GIVEN PROBLEM: Reproduce the data below line for line without any changes, but omit the picture.
--- DATA ROWS ---
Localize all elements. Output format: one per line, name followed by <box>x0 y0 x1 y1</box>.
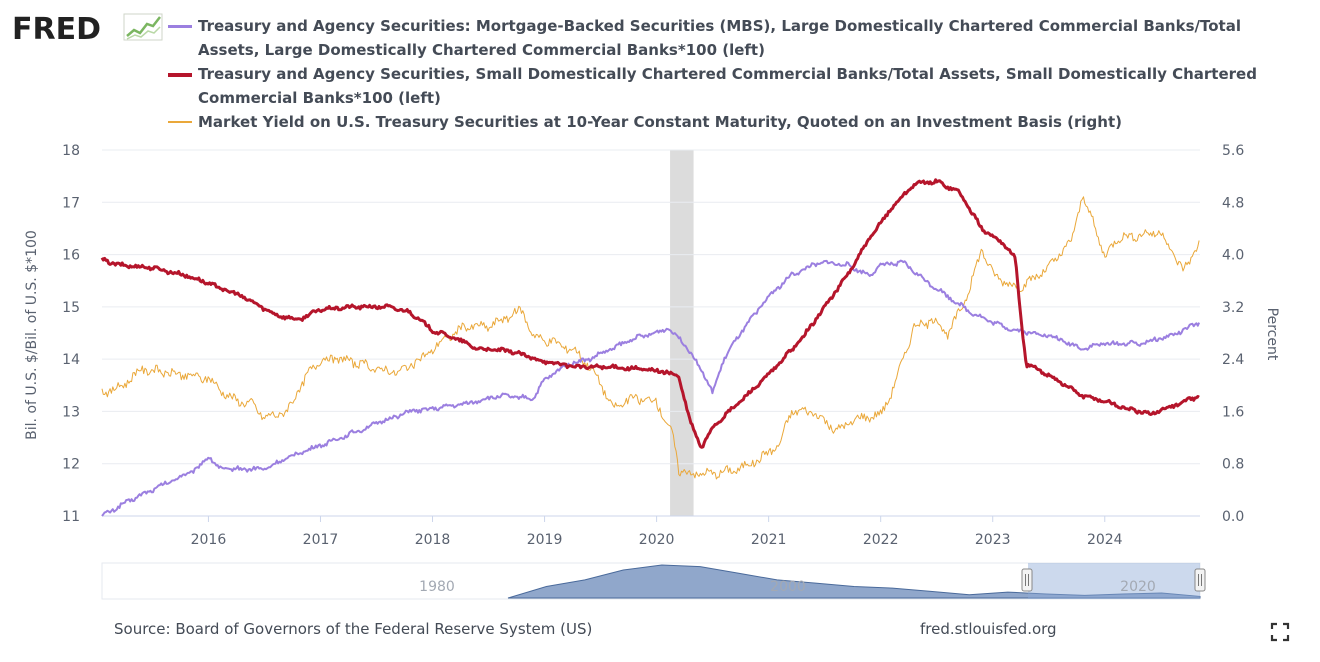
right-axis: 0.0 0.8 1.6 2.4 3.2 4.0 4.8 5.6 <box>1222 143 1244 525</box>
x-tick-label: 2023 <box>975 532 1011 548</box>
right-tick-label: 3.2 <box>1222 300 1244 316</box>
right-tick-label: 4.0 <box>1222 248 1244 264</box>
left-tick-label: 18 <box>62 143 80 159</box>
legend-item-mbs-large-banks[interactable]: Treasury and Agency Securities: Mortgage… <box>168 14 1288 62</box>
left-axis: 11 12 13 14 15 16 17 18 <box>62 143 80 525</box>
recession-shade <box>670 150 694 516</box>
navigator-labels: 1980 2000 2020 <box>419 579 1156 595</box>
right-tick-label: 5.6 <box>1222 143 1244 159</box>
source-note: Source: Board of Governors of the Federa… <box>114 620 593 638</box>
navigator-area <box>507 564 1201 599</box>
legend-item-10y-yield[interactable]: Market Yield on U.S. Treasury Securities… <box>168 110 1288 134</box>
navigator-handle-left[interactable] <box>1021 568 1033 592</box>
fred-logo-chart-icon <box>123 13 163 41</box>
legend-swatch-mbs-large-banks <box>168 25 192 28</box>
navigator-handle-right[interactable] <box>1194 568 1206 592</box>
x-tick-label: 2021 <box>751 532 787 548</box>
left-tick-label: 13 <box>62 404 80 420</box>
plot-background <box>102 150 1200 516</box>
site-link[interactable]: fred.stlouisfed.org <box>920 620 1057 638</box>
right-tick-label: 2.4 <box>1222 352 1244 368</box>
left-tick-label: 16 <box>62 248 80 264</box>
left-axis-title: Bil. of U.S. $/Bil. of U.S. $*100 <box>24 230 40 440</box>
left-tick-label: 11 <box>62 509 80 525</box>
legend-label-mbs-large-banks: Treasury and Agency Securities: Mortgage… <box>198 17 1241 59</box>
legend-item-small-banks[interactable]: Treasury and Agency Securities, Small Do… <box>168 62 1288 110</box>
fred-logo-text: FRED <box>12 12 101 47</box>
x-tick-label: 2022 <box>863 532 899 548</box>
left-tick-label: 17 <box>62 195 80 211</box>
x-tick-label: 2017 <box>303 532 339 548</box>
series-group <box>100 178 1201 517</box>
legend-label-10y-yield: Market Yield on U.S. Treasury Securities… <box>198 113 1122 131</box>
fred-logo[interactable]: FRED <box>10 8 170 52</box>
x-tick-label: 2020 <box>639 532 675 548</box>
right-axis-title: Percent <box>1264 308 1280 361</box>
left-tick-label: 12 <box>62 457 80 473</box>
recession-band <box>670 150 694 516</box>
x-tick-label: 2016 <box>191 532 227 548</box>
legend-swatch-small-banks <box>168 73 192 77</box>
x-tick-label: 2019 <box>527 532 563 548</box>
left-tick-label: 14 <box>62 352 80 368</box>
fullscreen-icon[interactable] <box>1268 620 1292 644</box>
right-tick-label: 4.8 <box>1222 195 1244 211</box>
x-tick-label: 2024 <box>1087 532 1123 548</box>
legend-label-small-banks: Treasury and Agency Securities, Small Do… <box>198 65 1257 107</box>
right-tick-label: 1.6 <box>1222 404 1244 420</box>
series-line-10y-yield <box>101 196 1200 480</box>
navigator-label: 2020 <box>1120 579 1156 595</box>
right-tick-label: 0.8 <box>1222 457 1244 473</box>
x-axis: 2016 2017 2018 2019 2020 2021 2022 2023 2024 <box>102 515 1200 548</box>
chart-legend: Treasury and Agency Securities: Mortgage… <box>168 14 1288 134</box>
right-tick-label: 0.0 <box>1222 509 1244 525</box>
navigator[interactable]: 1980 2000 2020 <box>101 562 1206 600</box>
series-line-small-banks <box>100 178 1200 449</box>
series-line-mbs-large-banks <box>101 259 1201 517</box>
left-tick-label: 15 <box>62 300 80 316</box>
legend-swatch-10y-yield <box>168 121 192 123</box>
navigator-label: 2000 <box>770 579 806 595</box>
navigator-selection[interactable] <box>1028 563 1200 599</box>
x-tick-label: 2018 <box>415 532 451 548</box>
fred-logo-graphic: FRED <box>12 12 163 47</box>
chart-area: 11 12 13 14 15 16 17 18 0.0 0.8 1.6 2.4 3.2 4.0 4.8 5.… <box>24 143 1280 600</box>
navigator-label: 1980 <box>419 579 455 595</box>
---
SOLUTION FOR THIS TASK:
Localize all elements. Output format: one per line, name followed by <box>x0 y0 x1 y1</box>.
right-axis: 0.0 0.8 1.6 2.4 3.2 4.0 4.8 5.6 <box>1222 143 1244 525</box>
x-tick-label: 2023 <box>975 532 1011 548</box>
right-tick-label: 3.2 <box>1222 300 1244 316</box>
right-tick-label: 4.0 <box>1222 248 1244 264</box>
left-tick-label: 18 <box>62 143 80 159</box>
legend-item-mbs-large-banks[interactable]: Treasury and Agency Securities: Mortgage… <box>168 14 1288 62</box>
left-axis: 11 12 13 14 15 16 17 18 <box>62 143 80 525</box>
recession-shade <box>670 150 694 516</box>
navigator-labels: 1980 2000 2020 <box>419 579 1156 595</box>
right-tick-label: 5.6 <box>1222 143 1244 159</box>
source-note: Source: Board of Governors of the Federa… <box>114 620 593 638</box>
navigator-area <box>507 564 1201 599</box>
legend-item-10y-yield[interactable]: Market Yield on U.S. Treasury Securities… <box>168 110 1288 134</box>
navigator-handle-left[interactable] <box>1021 568 1033 592</box>
fred-logo-chart-icon <box>123 13 163 41</box>
legend-swatch-mbs-large-banks <box>168 25 192 28</box>
navigator-handle-right[interactable] <box>1194 568 1206 592</box>
x-tick-label: 2021 <box>751 532 787 548</box>
left-tick-label: 13 <box>62 404 80 420</box>
plot-background <box>102 150 1200 516</box>
site-link[interactable]: fred.stlouisfed.org <box>920 620 1057 638</box>
right-tick-label: 2.4 <box>1222 352 1244 368</box>
left-tick-label: 16 <box>62 248 80 264</box>
left-axis-title: Bil. of U.S. $/Bil. of U.S. $*100 <box>24 230 40 440</box>
left-tick-label: 11 <box>62 509 80 525</box>
legend-label-mbs-large-banks: Treasury and Agency Securities: Mortgage… <box>198 17 1241 59</box>
legend-item-small-banks[interactable]: Treasury and Agency Securities, Small Do… <box>168 62 1288 110</box>
fred-logo-text: FRED <box>12 12 101 47</box>
x-tick-label: 2022 <box>863 532 899 548</box>
left-tick-label: 17 <box>62 195 80 211</box>
x-tick-label: 2017 <box>303 532 339 548</box>
series-group <box>100 178 1201 517</box>
legend-label-10y-yield: Market Yield on U.S. Treasury Securities… <box>198 113 1122 131</box>
fred-logo[interactable]: FRED <box>10 8 170 52</box>
x-tick-label: 2020 <box>639 532 675 548</box>
right-axis-title: Percent <box>1264 308 1280 361</box>
left-tick-label: 12 <box>62 457 80 473</box>
recession-band <box>670 150 694 516</box>
x-tick-label: 2016 <box>191 532 227 548</box>
legend-swatch-small-banks <box>168 73 192 77</box>
x-tick-label: 2019 <box>527 532 563 548</box>
left-tick-label: 14 <box>62 352 80 368</box>
fullscreen-icon[interactable] <box>1268 620 1292 644</box>
right-tick-label: 4.8 <box>1222 195 1244 211</box>
x-tick-label: 2024 <box>1087 532 1123 548</box>
legend-label-small-banks: Treasury and Agency Securities, Small Do… <box>198 65 1257 107</box>
right-tick-label: 1.6 <box>1222 404 1244 420</box>
series-line-10y-yield <box>101 196 1200 480</box>
navigator-label: 2020 <box>1120 579 1156 595</box>
right-tick-label: 0.8 <box>1222 457 1244 473</box>
x-axis: 2016 2017 2018 2019 2020 2021 2022 2023 2024 <box>102 515 1200 548</box>
chart-legend: Treasury and Agency Securities: Mortgage… <box>168 14 1288 134</box>
right-tick-label: 0.0 <box>1222 509 1244 525</box>
navigator[interactable]: 1980 2000 2020 <box>101 562 1206 600</box>
series-line-small-banks <box>100 178 1200 449</box>
series-line-mbs-large-banks <box>101 259 1201 517</box>
left-tick-label: 15 <box>62 300 80 316</box>
legend-swatch-10y-yield <box>168 121 192 123</box>
navigator-label: 2000 <box>770 579 806 595</box>
navigator-selection[interactable] <box>1028 563 1200 599</box>
x-tick-label: 2018 <box>415 532 451 548</box>
fred-logo-graphic: FRED <box>12 12 163 47</box>
chart-area: 11 12 13 14 15 16 17 18 0.0 0.8 1.6 2.4 3.2 4.0 4.8 5.… <box>24 143 1280 600</box>
navigator-label: 1980 <box>419 579 455 595</box>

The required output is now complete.